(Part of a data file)
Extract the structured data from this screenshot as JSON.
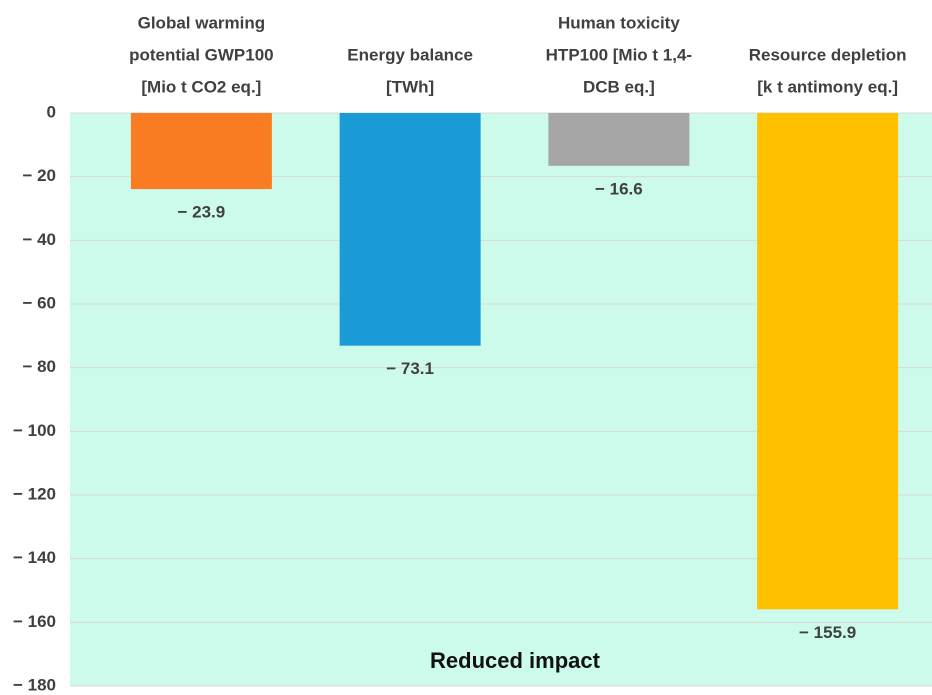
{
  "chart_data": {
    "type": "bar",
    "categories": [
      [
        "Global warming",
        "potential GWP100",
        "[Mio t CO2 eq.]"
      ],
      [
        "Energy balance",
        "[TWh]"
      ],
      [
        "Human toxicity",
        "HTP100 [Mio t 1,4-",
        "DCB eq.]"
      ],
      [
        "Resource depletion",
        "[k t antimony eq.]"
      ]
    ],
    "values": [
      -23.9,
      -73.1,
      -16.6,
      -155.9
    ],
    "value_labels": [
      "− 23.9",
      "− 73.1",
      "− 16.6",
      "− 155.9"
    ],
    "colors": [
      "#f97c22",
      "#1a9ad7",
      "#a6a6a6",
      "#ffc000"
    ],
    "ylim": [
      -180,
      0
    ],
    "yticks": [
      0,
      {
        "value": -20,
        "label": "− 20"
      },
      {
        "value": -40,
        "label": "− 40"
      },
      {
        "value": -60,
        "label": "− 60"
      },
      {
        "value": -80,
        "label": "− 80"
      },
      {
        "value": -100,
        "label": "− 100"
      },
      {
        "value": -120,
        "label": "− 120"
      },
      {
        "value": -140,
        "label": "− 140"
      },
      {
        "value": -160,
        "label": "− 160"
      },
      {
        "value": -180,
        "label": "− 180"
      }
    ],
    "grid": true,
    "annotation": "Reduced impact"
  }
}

* * *

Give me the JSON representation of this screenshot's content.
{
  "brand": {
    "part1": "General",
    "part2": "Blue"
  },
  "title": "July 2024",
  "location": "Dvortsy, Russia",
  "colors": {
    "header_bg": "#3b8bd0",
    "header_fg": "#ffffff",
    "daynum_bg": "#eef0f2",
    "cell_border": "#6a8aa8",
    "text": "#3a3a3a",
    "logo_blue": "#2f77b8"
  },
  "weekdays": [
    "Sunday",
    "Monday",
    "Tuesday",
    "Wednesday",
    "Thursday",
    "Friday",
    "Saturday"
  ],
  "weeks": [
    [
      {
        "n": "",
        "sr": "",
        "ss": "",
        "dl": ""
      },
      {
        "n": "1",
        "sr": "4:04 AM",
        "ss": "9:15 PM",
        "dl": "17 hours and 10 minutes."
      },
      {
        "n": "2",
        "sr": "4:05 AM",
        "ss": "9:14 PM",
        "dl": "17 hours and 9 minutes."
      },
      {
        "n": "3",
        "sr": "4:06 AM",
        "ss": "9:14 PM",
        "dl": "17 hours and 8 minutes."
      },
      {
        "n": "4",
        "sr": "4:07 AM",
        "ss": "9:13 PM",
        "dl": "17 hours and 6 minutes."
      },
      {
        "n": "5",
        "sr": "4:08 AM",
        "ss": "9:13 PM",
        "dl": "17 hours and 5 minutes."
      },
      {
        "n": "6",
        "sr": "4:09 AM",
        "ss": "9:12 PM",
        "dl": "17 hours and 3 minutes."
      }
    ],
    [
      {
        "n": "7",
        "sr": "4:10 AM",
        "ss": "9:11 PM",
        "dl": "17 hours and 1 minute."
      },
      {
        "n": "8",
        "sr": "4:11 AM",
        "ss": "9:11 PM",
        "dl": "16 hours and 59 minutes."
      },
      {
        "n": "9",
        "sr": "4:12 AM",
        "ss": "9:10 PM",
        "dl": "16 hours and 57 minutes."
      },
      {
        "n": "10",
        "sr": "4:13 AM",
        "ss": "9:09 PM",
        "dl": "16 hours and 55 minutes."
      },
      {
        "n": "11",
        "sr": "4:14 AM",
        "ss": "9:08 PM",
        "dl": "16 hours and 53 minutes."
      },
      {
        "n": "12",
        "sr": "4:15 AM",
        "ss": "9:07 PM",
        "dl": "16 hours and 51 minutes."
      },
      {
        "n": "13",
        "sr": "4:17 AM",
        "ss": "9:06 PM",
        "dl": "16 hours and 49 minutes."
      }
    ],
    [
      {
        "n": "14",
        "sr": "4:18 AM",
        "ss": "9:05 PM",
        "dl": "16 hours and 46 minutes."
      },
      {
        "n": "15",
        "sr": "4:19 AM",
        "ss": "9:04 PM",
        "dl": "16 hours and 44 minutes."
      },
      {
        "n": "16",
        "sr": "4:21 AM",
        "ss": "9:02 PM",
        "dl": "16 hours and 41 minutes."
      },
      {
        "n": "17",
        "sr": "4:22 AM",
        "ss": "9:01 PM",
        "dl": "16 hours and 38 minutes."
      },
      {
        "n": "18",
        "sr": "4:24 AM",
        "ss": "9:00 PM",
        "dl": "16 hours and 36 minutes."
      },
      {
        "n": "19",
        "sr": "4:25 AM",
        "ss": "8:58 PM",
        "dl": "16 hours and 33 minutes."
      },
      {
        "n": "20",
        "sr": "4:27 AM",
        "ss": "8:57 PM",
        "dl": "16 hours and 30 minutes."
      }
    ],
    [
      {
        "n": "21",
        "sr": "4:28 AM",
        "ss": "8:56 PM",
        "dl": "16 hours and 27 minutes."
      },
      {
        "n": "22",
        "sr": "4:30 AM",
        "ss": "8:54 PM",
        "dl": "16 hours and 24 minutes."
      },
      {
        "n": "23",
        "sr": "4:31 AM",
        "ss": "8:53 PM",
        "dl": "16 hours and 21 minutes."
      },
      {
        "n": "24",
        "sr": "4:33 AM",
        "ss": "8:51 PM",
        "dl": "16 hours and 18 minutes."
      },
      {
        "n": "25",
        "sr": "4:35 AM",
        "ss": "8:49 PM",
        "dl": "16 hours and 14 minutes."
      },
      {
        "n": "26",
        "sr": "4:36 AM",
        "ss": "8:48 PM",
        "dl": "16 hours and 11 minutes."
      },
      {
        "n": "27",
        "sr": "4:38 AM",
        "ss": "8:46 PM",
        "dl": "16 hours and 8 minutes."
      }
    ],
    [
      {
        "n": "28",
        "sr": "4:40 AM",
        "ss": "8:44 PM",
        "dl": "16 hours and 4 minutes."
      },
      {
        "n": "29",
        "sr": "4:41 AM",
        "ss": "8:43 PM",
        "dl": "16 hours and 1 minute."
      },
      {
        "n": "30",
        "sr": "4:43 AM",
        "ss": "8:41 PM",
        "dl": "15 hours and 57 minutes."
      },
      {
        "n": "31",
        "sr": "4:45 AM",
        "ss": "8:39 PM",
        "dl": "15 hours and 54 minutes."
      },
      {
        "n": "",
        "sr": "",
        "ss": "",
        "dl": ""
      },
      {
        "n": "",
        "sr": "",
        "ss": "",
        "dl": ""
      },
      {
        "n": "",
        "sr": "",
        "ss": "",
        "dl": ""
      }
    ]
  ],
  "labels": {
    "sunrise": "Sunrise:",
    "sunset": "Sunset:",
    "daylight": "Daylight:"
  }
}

---

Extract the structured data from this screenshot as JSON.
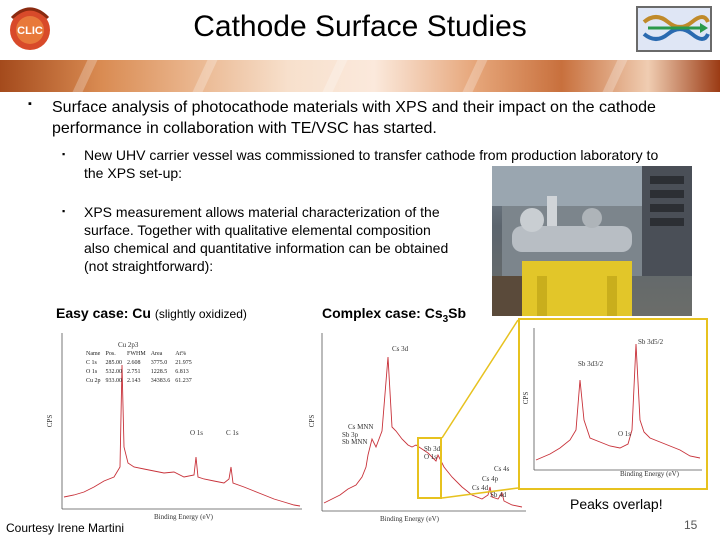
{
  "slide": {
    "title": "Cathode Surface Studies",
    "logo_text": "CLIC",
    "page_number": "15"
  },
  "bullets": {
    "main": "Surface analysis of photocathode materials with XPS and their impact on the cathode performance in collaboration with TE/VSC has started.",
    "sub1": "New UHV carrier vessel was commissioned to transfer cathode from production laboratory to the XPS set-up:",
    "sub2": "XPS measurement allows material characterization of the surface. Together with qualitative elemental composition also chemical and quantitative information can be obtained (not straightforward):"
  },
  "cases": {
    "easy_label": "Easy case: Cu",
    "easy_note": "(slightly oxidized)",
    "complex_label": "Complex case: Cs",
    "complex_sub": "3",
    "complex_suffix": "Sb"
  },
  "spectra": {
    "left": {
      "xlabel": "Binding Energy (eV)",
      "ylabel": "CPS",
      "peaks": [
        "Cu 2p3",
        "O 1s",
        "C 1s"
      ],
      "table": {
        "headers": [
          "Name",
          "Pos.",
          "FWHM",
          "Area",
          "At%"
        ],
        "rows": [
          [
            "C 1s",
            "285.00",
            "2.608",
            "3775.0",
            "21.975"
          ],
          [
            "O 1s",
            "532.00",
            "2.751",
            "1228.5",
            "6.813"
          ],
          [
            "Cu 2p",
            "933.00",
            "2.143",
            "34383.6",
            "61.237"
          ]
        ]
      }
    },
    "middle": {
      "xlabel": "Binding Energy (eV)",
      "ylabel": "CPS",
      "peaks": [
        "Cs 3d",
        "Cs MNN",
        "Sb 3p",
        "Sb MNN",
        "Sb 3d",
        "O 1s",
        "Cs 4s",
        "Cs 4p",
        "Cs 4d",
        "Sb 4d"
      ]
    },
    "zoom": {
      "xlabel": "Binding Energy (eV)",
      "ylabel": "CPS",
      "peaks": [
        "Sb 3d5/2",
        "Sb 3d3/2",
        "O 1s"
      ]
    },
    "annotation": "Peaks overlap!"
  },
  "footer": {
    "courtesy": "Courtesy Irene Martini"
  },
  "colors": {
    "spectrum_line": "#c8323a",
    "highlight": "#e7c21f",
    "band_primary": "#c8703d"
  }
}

> _Directive_: Extract each line holding the string "annotation".

> _Result of this exercise_:
    "annotation": "Reduced impact"
    "annotation": "Peaks overlap!"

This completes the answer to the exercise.